Start Entries shown
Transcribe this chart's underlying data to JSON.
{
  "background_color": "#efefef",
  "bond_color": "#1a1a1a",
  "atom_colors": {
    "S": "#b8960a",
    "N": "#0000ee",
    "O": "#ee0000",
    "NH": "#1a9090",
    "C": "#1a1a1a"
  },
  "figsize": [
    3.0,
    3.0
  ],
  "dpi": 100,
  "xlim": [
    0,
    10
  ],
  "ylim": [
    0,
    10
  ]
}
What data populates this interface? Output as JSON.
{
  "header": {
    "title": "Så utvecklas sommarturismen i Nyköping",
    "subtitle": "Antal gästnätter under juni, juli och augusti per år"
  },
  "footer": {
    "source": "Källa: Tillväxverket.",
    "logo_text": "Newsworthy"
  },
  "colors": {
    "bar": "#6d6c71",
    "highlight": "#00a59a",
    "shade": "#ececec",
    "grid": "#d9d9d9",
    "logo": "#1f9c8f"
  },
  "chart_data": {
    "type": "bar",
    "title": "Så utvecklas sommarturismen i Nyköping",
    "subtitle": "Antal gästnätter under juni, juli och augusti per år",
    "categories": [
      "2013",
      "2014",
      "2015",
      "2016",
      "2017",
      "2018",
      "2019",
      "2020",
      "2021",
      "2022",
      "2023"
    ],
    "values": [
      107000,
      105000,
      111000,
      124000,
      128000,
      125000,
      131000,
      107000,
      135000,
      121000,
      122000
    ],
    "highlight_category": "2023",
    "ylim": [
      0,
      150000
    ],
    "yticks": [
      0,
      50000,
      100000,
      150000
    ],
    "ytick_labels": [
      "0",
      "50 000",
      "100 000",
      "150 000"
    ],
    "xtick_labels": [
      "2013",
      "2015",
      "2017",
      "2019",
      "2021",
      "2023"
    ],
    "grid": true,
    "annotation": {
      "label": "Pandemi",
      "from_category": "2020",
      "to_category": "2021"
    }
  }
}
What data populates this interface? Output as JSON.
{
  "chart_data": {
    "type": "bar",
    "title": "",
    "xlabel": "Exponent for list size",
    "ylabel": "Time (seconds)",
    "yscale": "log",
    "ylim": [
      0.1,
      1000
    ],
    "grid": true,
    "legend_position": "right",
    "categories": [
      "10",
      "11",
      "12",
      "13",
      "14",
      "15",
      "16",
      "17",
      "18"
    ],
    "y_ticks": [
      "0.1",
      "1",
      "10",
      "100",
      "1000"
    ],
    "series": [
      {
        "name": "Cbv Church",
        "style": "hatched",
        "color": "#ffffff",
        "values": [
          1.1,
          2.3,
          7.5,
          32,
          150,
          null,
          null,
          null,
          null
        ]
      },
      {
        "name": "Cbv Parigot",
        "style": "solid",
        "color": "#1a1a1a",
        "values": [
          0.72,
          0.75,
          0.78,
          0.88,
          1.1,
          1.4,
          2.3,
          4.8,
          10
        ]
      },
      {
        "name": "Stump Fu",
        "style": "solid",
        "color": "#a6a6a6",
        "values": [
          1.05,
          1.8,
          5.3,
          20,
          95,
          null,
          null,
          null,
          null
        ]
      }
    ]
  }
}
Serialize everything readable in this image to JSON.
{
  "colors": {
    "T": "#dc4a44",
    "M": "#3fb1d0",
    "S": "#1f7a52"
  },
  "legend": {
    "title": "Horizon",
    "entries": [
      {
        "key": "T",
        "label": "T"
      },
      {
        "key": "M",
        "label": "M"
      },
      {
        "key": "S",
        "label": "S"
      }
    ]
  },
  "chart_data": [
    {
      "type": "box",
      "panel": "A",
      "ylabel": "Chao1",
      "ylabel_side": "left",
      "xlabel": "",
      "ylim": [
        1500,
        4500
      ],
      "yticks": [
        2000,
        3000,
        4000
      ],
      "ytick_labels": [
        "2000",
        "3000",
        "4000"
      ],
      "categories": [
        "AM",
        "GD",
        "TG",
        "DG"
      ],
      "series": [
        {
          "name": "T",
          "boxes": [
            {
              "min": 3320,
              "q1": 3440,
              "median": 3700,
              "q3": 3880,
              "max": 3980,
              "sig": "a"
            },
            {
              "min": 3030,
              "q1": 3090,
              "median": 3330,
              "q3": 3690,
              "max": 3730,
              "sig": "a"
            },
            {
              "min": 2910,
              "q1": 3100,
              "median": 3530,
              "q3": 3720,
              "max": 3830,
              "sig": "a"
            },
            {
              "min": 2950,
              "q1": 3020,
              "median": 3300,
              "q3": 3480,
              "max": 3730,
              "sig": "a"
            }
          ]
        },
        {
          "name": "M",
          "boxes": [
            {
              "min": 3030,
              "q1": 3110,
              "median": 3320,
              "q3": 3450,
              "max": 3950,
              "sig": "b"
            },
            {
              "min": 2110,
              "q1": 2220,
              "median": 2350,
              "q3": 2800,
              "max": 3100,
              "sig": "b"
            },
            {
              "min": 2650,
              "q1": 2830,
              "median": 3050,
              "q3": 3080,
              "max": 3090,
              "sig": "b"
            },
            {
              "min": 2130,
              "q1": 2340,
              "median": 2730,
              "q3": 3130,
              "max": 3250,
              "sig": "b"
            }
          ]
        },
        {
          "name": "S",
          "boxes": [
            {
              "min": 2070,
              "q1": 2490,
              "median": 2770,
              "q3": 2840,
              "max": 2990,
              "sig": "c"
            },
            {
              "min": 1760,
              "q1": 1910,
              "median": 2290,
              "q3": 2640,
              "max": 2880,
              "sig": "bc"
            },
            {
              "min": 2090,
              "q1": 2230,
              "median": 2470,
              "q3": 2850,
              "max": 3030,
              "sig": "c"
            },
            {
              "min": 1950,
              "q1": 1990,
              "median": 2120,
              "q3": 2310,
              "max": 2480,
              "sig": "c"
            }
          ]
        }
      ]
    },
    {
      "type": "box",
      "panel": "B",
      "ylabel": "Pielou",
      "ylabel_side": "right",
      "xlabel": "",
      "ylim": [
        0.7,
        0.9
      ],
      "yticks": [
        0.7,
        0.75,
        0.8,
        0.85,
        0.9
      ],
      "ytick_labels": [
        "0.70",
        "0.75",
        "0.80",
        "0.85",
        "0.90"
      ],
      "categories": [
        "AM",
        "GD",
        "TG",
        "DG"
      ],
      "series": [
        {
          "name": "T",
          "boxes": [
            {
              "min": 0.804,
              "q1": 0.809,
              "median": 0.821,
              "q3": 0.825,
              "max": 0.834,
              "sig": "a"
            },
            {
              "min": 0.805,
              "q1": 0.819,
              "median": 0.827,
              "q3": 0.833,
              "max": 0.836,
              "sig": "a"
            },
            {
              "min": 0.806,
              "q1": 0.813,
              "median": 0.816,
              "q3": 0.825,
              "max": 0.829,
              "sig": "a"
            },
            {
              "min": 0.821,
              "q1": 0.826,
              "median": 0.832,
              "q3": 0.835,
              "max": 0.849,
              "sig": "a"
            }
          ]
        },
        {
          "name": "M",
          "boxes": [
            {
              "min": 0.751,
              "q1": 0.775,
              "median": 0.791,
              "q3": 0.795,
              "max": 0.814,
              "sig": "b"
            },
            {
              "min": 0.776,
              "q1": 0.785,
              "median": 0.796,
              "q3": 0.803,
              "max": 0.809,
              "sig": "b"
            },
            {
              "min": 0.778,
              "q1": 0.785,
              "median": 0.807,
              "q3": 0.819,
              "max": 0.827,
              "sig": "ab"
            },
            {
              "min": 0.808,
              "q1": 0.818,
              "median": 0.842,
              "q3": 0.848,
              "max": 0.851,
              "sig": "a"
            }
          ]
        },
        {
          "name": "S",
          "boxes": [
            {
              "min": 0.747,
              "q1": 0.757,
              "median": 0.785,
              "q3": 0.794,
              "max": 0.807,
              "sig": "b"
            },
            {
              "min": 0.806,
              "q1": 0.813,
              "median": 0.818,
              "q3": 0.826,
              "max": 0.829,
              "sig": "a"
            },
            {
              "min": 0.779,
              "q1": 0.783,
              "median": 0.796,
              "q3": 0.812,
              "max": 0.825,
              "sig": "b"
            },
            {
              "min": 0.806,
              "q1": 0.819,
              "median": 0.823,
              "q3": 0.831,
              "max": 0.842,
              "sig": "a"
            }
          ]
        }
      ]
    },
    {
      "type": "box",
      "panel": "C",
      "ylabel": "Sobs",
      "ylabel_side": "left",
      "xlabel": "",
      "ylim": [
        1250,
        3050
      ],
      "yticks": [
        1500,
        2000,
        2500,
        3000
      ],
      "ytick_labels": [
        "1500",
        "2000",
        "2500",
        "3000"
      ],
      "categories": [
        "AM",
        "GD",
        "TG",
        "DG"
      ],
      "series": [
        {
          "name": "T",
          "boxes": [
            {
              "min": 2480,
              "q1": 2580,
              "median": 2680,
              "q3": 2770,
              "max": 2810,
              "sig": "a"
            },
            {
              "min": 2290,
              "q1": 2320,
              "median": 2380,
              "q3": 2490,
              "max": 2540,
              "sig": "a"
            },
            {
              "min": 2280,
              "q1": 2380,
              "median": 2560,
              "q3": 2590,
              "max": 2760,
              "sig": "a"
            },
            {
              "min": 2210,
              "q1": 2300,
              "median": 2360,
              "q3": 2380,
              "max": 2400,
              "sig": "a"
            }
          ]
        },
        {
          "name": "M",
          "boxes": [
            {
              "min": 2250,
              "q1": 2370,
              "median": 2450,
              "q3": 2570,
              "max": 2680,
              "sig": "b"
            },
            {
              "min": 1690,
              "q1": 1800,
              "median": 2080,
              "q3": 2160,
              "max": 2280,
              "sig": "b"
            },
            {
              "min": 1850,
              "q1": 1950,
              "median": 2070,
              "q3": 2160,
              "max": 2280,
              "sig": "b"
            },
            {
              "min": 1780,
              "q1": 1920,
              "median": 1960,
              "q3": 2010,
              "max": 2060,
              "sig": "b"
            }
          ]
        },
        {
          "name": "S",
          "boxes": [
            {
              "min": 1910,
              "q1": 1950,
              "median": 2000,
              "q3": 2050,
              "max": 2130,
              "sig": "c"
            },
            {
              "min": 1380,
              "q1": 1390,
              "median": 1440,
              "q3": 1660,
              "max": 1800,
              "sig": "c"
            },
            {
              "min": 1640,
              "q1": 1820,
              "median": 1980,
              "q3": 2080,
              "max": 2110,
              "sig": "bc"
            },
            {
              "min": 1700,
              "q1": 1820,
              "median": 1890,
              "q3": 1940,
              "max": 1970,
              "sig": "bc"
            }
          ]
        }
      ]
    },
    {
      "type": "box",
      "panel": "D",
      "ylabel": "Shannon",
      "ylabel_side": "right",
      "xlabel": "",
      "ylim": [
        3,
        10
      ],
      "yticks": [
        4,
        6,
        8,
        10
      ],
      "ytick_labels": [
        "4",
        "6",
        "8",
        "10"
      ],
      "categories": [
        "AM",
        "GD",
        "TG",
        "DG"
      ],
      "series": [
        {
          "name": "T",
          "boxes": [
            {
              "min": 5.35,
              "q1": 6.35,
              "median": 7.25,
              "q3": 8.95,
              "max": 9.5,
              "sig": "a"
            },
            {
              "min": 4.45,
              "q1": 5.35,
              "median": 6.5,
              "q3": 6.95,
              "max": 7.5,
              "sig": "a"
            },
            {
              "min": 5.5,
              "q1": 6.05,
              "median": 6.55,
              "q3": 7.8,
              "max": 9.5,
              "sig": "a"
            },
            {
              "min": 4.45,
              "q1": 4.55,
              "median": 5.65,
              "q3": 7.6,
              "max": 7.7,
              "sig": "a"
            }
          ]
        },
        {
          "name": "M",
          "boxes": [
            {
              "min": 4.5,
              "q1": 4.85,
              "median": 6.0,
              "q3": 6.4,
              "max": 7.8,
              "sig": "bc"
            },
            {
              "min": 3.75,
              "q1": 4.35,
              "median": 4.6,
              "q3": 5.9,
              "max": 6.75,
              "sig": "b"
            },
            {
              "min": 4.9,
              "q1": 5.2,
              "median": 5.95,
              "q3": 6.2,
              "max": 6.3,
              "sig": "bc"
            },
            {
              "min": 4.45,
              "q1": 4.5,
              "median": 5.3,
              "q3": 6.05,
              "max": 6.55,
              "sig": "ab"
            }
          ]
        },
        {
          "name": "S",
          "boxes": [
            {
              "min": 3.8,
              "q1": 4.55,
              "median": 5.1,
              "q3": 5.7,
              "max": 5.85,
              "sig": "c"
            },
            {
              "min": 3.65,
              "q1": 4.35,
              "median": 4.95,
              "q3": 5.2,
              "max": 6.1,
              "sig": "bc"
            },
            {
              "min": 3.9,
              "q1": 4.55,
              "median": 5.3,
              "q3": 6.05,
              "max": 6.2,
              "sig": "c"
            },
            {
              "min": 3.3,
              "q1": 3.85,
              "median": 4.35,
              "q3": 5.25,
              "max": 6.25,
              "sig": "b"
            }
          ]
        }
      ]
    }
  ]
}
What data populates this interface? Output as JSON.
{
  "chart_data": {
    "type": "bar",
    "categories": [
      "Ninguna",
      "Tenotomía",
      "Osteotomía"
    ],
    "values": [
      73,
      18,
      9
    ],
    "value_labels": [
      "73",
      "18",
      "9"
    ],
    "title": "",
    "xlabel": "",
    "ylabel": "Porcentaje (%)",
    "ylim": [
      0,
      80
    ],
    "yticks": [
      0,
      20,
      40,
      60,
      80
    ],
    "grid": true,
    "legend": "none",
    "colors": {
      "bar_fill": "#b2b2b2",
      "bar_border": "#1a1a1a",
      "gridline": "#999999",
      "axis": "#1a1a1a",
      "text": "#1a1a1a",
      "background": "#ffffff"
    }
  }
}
End Entries shown
Instructions to follow >> Every line in the data above that contains "augusti" needs to be copied.

Solution >>
    "subtitle": "Antal gästnätter under juni, juli och augusti per år"
    "subtitle": "Antal gästnätter under juni, juli och augusti per år",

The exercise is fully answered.